Por Roberto Livianu*
23/05/2023 | 13h05
Imagine você a cena medieval, desumana, grotesca de um indivíduo do qual se esperava que tivesse ido ao estádio para simplesmente torcer pacificamente por seu time do coração. De repente, o sujeito liberta um monstro que parecia aprisionado e começa a berrar como louco, chamando um jogador em campo de macaco, com postura escandalosamente racista.
Isto é algo obviamente absurdo, terrível, inaceitável, ignominioso e incompatível com a civilidade, com a cidadania e com o respeito à dignidade humana. Mas, então imagine milhares de pessoas presentes neste último domingo, no estádio de Mestalla, em Valencia, na Espanha, a partir dos 24 minutos do segundo tempo na partida entre Valencia x Real Madrid.

● Dados armazenados
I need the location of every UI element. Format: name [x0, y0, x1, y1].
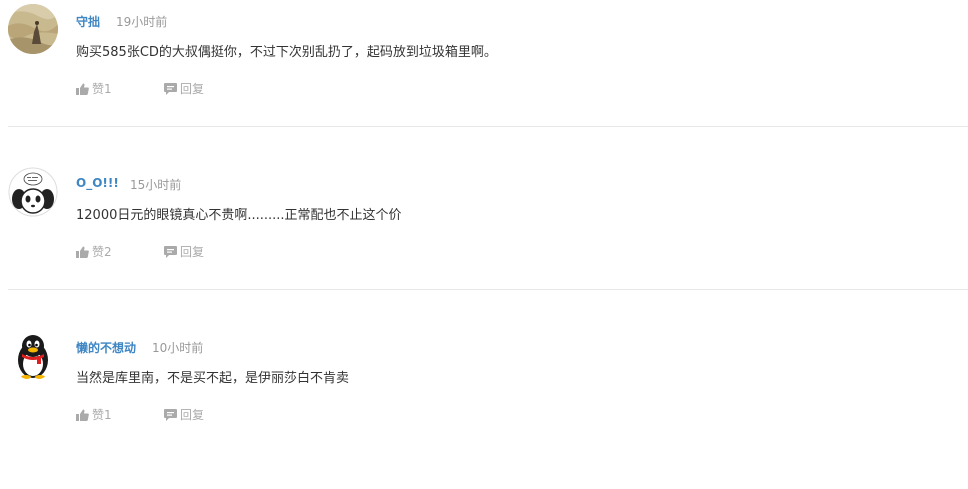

--

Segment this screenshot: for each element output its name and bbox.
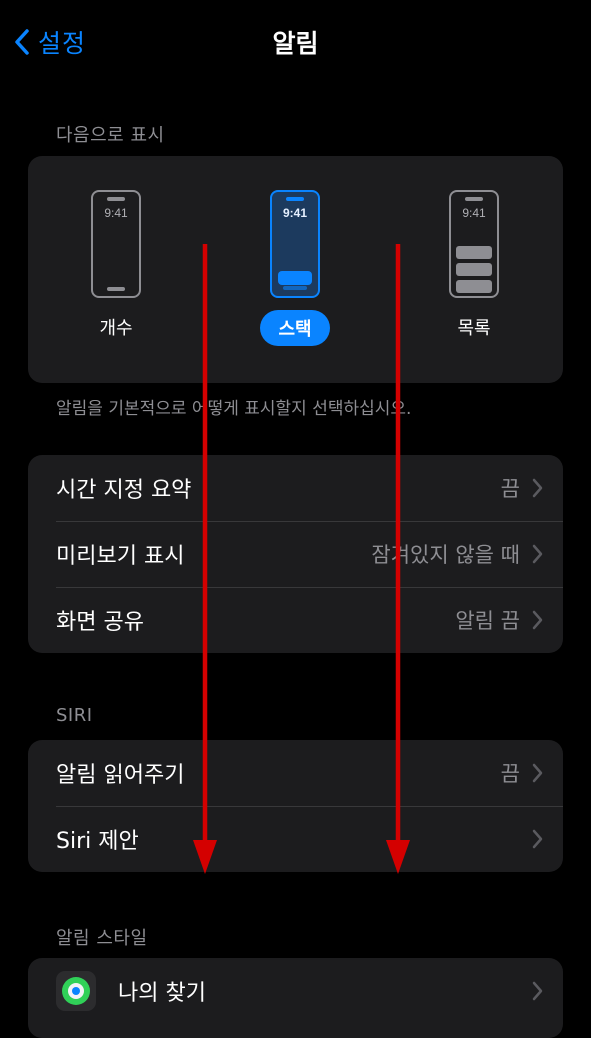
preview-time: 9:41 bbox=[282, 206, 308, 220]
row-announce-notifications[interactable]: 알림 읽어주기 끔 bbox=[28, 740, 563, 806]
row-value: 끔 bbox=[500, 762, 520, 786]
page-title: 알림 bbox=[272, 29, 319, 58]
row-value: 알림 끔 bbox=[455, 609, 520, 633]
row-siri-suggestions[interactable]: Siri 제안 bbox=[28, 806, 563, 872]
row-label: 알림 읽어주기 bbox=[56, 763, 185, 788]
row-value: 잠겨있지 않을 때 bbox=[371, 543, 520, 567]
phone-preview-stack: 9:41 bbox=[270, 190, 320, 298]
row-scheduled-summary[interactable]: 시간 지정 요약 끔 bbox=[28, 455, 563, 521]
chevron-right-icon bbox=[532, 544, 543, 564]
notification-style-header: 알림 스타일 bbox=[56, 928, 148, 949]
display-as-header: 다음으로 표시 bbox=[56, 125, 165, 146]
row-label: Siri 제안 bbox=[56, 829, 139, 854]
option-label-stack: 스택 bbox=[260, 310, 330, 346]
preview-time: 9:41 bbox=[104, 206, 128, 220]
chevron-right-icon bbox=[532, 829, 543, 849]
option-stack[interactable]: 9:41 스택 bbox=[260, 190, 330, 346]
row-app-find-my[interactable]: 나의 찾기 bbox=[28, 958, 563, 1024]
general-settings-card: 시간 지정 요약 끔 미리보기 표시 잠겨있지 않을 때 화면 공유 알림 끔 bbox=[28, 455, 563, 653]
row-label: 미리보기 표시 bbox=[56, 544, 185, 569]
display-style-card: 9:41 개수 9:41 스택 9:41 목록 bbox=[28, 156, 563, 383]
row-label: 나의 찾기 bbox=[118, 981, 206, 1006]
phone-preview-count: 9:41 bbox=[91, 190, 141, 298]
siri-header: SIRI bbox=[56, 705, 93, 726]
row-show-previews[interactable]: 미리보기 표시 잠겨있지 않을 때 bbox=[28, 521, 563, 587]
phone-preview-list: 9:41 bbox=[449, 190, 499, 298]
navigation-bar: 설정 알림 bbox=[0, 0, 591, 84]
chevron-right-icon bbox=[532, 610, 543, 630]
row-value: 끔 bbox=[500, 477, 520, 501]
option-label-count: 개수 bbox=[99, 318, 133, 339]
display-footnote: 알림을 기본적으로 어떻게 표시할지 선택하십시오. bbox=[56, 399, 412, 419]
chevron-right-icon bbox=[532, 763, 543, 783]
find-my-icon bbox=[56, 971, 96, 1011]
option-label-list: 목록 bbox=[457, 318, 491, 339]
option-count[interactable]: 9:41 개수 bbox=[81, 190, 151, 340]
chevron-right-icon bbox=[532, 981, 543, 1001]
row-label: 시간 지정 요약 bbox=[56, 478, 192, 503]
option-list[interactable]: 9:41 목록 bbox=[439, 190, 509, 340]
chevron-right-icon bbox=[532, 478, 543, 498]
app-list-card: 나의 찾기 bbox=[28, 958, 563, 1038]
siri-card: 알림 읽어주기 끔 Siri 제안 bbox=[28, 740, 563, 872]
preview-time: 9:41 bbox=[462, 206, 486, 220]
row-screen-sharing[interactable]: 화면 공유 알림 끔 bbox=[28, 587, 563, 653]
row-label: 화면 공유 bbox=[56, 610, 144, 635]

● A tarefa
Responda às perguntas abaixo com base no trecho do texto.
(a) Segundo o primeiro parágrafo, de que o indivíduo chama um jogador em campo?
(b) Em que estádio, cidade e país ocorreu a partida mencionada?
(c) A partir de que momento da partida entre Valencia x Real Madrid se passa a cena descrita?

● Solução comentada
(a) O indivíduo chama o jogador de macaco.
(b) A partida ocorreu no estádio de Mestalla, em Valencia, na Espanha.
(c) A cena se passa a partir dos 24 minutos do segundo tempo.